### TEXTO

────────────────────────────────────────

Momento glorioso da seleção brasileira

Caros amigos,
estou abrindo este blog para informar e oferecer conhecimentos esportivos para os meus alunos, amigos e pessoas que se interessam em conhecer um pouco mais sobre regras, histórias e curiosidades esportivas ao longo dos séculos.

Hoje estamos assistindo um jogo aonde o Brasil, uma seleção pentacampeã do mundo (58, 62, 70, 94 e 2002) luta para se classificar na Copa América contra a Venezuela, precisando de uma vitória ou de um empate. Com todo respeito, o Brasil apresentar medo da Seleção Venezuelana mostra o retrato atual da nossa seleção, onde no país em que existe o maior "celeiro" de craques do futebol, ainda não estarmos classificados é uma vergonha. E, por ironia do destino, hoje completam 45 anos do TRICAMPEONATO da Copa no México, de 1970. Este foi o ano em que nasci e no qual a Seleção Brasileira era formada por jogadores que jogavam no futebol brasileiro e encantavam o mundo inteiro por apresentar o FUTEBOL ARTE, marca do nosso futebol, Indiscutivelmente, uma seleção que tinha 22 craques, entre eles a MAJESTADE, o REI PELÉ, imbatível até hoje, na minha opinião.

────────────────────────────────────────

### DADOS BRUTOS

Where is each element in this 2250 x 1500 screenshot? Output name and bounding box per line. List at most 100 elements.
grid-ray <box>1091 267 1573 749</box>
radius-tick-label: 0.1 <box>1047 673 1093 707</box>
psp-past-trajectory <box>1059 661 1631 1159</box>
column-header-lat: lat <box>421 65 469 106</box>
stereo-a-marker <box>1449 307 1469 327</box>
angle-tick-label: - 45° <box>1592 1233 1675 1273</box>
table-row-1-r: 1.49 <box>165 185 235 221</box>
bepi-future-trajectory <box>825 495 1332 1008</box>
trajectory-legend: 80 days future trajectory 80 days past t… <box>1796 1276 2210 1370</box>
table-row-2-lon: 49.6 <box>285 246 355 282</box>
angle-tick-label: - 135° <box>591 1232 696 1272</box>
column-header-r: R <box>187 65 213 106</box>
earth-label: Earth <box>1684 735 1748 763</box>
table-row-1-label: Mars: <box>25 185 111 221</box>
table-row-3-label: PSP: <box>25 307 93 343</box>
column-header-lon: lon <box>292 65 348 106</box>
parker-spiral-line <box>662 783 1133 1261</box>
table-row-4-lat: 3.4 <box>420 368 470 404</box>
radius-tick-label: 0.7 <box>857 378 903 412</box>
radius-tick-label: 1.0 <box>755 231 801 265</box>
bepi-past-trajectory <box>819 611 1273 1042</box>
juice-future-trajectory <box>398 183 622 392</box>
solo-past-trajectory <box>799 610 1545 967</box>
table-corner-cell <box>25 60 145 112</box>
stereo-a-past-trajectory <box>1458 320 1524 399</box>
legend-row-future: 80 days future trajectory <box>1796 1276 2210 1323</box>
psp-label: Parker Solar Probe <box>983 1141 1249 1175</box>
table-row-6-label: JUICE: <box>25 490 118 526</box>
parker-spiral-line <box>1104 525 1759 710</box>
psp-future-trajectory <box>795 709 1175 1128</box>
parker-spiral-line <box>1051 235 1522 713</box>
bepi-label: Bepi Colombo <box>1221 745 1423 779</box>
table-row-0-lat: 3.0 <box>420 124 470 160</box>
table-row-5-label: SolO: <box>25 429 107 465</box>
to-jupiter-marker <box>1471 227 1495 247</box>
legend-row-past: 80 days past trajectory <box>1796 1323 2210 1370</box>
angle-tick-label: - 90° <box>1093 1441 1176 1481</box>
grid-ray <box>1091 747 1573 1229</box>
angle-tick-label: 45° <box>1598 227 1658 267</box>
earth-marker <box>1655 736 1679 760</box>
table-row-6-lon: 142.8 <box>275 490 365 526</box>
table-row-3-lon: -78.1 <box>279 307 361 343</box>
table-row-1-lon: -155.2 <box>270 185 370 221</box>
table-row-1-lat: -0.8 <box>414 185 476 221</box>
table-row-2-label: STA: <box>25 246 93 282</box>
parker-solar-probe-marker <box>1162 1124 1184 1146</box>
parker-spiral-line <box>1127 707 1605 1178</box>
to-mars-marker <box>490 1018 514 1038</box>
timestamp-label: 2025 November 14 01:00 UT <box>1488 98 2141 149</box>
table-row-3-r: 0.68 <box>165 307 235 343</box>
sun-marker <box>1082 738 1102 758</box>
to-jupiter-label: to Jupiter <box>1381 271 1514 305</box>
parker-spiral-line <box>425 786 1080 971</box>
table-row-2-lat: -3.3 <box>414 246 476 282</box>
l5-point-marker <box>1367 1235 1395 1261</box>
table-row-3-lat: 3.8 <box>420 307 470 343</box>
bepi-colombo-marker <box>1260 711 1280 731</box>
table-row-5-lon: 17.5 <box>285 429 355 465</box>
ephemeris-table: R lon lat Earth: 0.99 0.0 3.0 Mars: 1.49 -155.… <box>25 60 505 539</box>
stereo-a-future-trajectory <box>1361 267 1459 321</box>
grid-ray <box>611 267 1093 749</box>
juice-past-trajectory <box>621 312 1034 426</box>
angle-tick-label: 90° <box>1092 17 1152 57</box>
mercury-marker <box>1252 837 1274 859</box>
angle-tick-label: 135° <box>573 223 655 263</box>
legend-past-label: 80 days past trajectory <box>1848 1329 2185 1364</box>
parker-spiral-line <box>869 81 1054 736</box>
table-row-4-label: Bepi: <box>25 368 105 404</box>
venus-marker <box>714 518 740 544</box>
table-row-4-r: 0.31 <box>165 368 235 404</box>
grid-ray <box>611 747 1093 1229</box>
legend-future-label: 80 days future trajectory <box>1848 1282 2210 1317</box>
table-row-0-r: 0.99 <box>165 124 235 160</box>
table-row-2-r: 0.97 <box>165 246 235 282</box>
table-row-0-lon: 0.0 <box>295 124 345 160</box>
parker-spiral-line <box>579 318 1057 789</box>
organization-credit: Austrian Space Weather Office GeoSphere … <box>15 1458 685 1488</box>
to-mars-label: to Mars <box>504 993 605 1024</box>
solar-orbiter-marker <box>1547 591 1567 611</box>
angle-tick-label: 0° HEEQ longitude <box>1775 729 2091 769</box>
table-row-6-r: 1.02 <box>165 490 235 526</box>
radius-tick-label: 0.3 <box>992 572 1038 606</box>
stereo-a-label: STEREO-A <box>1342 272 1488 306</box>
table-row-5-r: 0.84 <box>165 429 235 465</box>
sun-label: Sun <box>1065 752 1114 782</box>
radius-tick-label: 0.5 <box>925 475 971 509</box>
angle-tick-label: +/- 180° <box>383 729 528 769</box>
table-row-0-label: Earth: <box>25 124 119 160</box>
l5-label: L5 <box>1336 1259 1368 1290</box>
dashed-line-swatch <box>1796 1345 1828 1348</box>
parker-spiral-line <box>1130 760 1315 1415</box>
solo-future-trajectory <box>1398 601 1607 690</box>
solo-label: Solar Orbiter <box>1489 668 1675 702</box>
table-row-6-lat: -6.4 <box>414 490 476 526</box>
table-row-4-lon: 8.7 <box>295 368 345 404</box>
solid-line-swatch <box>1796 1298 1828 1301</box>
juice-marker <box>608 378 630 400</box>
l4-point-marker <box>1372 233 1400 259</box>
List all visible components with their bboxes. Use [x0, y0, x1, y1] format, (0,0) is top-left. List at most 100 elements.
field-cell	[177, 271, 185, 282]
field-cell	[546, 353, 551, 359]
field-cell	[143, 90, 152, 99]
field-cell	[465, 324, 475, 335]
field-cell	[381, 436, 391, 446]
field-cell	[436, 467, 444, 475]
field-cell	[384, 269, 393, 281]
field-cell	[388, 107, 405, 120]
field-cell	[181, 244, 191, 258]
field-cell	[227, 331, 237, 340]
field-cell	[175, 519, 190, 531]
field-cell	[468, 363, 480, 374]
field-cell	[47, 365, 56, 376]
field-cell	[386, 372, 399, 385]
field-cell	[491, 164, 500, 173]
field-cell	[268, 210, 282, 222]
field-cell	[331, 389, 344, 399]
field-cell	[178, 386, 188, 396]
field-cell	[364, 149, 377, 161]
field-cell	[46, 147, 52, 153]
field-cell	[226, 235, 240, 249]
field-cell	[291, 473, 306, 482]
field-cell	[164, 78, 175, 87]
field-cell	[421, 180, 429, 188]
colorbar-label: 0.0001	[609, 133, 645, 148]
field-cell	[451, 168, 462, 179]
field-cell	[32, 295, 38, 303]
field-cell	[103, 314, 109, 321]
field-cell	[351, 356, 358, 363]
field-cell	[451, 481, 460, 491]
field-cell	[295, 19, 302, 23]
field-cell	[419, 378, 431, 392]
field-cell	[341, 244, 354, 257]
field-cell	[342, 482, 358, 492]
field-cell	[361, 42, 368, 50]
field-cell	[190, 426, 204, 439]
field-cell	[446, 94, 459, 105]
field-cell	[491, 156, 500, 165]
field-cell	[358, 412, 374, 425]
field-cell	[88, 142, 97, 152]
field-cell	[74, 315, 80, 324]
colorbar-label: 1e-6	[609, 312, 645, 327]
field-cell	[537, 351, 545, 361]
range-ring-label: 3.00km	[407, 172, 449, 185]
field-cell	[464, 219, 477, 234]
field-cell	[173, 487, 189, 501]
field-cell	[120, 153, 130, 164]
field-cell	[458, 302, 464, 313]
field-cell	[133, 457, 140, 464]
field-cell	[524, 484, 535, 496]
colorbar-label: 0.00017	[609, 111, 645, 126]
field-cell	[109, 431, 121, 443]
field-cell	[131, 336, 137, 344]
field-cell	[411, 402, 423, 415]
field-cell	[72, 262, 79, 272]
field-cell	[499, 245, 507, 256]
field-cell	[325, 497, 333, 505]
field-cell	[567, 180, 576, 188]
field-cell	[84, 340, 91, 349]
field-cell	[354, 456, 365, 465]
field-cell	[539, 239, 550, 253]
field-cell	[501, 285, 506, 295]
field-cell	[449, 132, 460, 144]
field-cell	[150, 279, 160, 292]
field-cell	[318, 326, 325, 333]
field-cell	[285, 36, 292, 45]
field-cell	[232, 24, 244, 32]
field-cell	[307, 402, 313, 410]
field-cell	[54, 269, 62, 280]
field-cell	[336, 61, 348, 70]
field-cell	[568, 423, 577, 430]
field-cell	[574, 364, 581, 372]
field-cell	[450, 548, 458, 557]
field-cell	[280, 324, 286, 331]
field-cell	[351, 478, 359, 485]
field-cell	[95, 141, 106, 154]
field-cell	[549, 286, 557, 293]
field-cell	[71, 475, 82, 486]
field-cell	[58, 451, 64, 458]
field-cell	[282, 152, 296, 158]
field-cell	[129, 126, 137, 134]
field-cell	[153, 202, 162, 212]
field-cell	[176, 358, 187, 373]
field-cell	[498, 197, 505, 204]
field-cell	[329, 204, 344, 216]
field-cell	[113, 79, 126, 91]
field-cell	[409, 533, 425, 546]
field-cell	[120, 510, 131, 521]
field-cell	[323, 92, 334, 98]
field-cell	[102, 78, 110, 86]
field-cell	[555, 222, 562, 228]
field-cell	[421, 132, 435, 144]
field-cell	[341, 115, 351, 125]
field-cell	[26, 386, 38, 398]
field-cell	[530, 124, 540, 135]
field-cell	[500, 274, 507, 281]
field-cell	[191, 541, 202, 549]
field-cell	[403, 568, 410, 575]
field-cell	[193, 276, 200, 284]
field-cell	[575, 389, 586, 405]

────────────────────────────────────────

### LISTA DE TAREFAS
#1 Com base no texto sobre a seleção brasileira, responda às perguntas abaixo, uma por linha:
(a) Para quem o blog está sendo aberto?
(b) Contra qual seleção o Brasil luta para se classificar na Copa América?
(c) Quantos anos do tricampeonato da Copa no México se completam hoje?
#2 Devolva, sem qualquer alteração, tudo o que vai de "Hoje estamos assistindo" até "na minha opinião." no texto sobre a seleção brasileira.

### RESPOSTAS ÀS TAREFAS
#1
(a) Para os alunos, os amigos e as pessoas que se interessam em conhecer um pouco mais sobre regras, histórias e curiosidades esportivas ao longo dos séculos.
(b) Contra a Venezuela.
(c) 45 anos.

#2
Hoje estamos assistindo um jogo aonde o Brasil, uma seleção pentacampeã do mundo (58, 62, 70, 94 e 2002) luta para se classificar na Copa América contra a Venezuela, precisando de uma vitória ou de um empate. Com todo respeito, o Brasil apresentar medo da Seleção Venezuelana mostra o retrato atual da nossa seleção, onde no país em que existe o maior "celeiro" de craques do futebol, ainda não estarmos classificados é uma vergonha. E, por ironia do destino, hoje completam 45 anos do TRICAMPEONATO da Copa no México, de 1970. Este foi o ano em que nasci e no qual a Seleção Brasileira era formada por jogadores que jogavam no futebol brasileiro e encantavam o mundo inteiro por apresentar o FUTEBOL ARTE, marca do nosso futebol, Indiscutivelmente, uma seleção que tinha 22 craques, entre eles a MAJESTADE, o REI PELÉ, imbatível até hoje, na minha opinião.